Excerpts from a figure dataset
<<<<
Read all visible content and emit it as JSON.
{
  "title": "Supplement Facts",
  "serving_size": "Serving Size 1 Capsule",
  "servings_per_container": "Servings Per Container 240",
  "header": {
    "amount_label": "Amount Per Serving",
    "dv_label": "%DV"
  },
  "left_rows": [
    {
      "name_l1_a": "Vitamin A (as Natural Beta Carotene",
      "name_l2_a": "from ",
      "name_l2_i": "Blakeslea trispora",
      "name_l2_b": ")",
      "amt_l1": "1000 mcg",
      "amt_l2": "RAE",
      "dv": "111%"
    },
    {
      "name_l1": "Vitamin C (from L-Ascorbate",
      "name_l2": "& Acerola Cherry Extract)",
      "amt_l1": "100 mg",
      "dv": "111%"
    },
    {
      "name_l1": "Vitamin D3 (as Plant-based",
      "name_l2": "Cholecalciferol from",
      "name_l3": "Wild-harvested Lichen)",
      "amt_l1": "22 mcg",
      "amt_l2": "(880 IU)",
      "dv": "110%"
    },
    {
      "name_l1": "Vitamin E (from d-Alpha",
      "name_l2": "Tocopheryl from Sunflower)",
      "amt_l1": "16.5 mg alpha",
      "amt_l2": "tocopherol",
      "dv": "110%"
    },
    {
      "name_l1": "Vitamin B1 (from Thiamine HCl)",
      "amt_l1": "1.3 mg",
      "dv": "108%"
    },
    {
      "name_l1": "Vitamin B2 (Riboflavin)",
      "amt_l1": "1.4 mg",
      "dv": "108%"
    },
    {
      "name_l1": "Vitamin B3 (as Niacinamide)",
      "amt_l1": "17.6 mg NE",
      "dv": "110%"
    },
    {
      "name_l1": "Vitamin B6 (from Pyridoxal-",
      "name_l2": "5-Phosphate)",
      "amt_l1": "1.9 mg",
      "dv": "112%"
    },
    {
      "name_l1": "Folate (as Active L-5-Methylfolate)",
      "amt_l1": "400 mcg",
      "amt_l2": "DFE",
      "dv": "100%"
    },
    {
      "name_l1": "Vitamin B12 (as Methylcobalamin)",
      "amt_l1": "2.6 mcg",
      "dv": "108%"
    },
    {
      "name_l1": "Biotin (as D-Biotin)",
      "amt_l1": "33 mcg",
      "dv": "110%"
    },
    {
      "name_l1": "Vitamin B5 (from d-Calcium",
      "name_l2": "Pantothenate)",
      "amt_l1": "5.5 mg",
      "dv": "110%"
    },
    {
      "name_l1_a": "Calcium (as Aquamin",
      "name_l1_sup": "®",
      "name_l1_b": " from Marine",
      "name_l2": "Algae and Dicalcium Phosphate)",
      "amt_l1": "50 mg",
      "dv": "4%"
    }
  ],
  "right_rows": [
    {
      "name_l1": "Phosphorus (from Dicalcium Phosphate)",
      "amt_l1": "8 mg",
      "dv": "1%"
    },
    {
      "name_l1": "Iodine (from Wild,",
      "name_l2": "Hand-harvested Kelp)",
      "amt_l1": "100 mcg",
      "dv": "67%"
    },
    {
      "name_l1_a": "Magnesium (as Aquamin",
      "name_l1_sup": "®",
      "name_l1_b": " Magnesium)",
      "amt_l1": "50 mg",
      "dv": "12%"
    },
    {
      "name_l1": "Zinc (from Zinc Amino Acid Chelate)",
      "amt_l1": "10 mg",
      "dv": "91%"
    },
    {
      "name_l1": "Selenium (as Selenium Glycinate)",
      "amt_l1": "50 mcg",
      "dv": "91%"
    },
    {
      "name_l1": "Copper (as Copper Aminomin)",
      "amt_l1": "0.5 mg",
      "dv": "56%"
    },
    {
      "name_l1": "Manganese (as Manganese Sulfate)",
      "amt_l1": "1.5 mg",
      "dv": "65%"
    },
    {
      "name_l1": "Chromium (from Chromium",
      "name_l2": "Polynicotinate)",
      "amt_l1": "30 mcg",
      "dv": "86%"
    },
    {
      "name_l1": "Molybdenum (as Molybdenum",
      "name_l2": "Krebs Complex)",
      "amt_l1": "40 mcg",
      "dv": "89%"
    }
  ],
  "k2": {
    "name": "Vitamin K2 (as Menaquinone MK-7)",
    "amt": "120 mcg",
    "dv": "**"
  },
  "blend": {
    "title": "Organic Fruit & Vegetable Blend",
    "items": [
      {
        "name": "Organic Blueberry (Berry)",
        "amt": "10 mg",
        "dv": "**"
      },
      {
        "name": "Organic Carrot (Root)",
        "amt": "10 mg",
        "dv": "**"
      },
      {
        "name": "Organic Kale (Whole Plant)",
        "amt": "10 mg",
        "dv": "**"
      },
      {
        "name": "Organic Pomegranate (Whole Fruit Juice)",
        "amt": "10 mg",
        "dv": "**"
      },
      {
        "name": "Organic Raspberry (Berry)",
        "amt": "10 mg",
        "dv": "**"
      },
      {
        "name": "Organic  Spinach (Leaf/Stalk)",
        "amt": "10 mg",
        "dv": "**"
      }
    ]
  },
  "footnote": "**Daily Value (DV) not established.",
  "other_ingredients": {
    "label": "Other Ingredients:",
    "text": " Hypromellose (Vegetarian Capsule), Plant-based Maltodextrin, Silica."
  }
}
>>>>
<<<<
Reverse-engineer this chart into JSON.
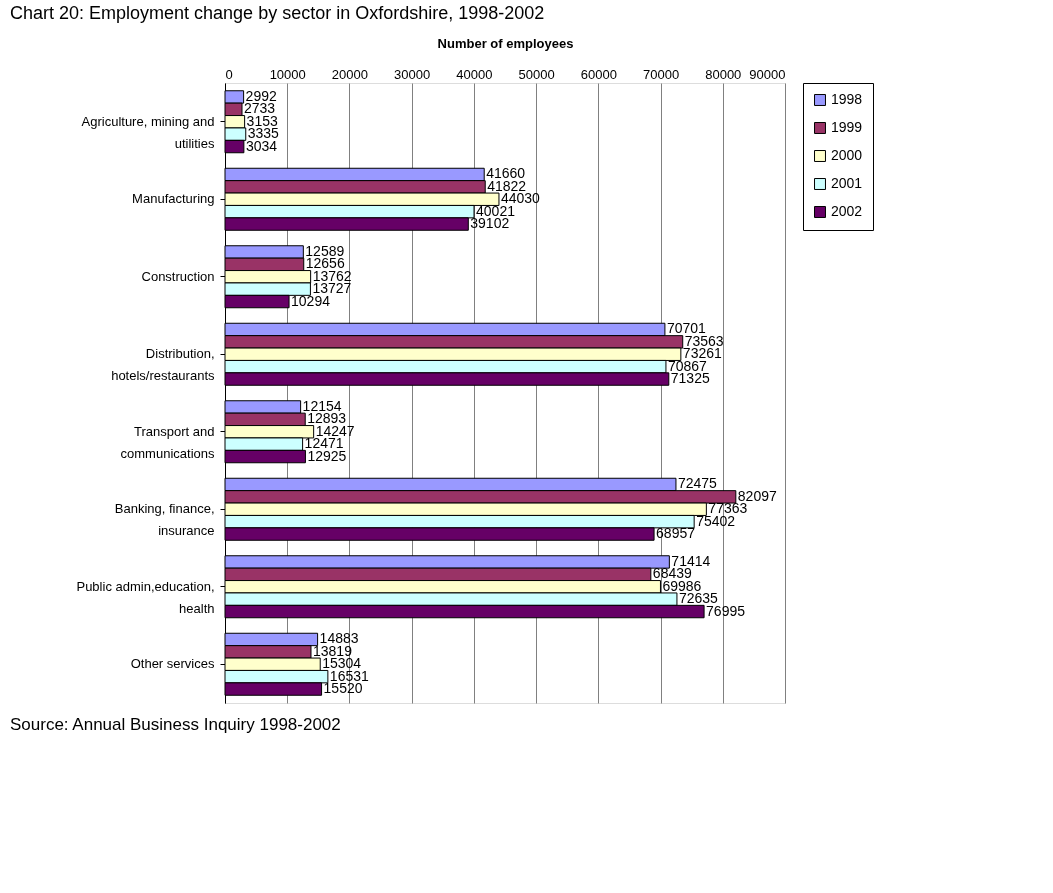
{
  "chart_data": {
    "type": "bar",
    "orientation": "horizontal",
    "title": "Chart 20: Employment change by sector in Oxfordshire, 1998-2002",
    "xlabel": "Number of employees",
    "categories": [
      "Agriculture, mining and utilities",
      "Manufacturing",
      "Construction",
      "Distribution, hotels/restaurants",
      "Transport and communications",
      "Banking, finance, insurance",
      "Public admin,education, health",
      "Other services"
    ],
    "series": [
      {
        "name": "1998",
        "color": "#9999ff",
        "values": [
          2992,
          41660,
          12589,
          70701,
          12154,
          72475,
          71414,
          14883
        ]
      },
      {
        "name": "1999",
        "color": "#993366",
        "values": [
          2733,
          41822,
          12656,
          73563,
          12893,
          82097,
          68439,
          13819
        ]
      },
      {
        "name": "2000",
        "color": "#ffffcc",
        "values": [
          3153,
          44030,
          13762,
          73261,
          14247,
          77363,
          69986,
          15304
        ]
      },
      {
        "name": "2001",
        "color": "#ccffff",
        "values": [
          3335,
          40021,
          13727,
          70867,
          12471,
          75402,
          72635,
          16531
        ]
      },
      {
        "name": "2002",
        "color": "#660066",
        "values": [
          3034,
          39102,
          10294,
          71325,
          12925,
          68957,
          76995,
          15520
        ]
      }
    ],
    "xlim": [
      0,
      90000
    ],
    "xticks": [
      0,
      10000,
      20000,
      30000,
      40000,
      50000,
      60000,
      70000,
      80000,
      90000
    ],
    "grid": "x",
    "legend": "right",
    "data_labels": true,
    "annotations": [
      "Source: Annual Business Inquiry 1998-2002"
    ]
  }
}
>>>>
<<<<
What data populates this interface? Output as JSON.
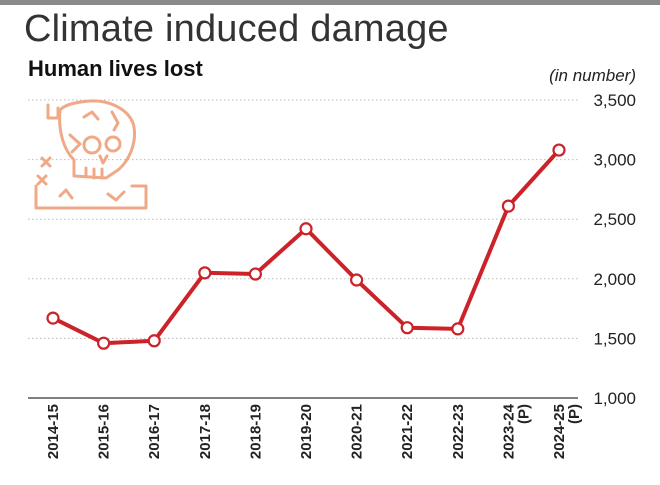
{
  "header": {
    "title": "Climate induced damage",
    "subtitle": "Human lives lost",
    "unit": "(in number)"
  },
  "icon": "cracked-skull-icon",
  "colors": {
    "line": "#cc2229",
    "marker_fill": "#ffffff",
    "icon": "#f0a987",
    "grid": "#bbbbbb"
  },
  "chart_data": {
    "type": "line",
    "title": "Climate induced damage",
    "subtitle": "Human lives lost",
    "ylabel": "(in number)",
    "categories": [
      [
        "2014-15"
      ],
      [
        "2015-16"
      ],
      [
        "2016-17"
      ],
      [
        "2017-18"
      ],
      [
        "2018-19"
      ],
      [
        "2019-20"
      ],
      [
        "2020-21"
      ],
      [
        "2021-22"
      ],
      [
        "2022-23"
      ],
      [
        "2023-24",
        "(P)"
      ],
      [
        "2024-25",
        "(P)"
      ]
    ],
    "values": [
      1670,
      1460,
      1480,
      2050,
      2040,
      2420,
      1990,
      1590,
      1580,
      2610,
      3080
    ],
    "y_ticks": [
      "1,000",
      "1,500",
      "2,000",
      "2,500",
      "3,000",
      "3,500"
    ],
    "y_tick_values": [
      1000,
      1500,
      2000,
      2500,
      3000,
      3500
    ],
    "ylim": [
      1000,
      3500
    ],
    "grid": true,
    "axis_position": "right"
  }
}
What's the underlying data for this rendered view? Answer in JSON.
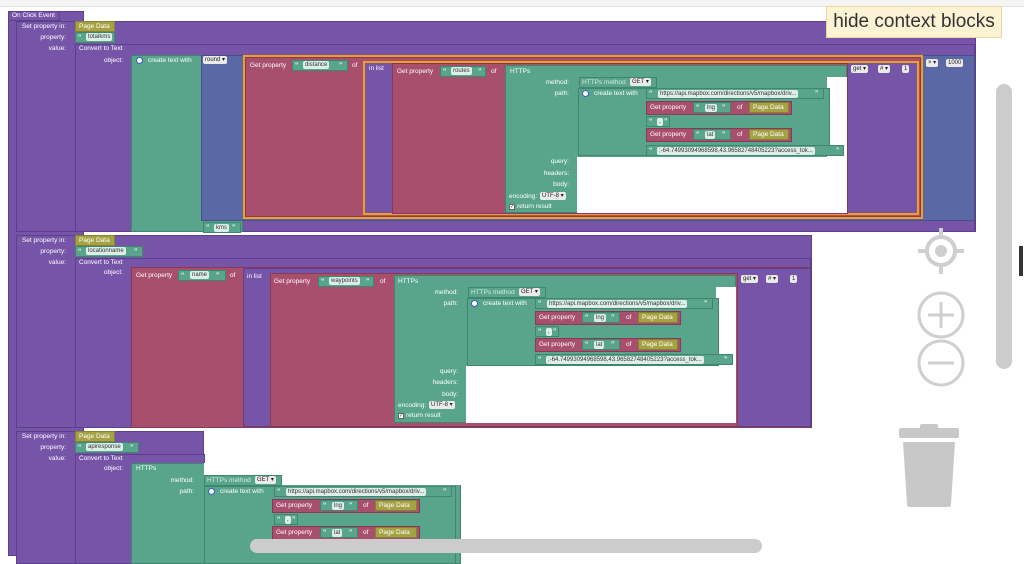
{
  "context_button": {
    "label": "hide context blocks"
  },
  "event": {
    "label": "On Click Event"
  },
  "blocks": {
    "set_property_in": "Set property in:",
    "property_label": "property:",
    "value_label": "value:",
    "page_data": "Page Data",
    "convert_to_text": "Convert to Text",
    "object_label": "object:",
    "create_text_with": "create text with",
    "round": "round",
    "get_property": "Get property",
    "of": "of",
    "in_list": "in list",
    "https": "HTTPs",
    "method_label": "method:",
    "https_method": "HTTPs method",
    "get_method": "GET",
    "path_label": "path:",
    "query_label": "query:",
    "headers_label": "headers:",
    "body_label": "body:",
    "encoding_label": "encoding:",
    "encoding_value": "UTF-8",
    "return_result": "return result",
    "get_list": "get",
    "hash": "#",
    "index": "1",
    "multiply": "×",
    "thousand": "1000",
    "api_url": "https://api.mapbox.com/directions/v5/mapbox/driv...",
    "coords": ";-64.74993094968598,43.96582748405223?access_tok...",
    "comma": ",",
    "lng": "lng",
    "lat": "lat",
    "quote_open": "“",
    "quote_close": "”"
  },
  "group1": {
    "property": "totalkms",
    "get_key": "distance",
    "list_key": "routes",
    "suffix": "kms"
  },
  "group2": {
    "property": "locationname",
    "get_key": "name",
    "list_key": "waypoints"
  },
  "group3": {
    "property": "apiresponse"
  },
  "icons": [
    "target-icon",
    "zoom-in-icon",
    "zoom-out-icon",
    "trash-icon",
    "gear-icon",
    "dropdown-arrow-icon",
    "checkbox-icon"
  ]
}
>>>>
Goal
In the material above, find the lines that contain "What" and show them.

The completed task
What data populates this interface? Output as JSON.
What's the underlying data for this rendered view? Answer in JSON.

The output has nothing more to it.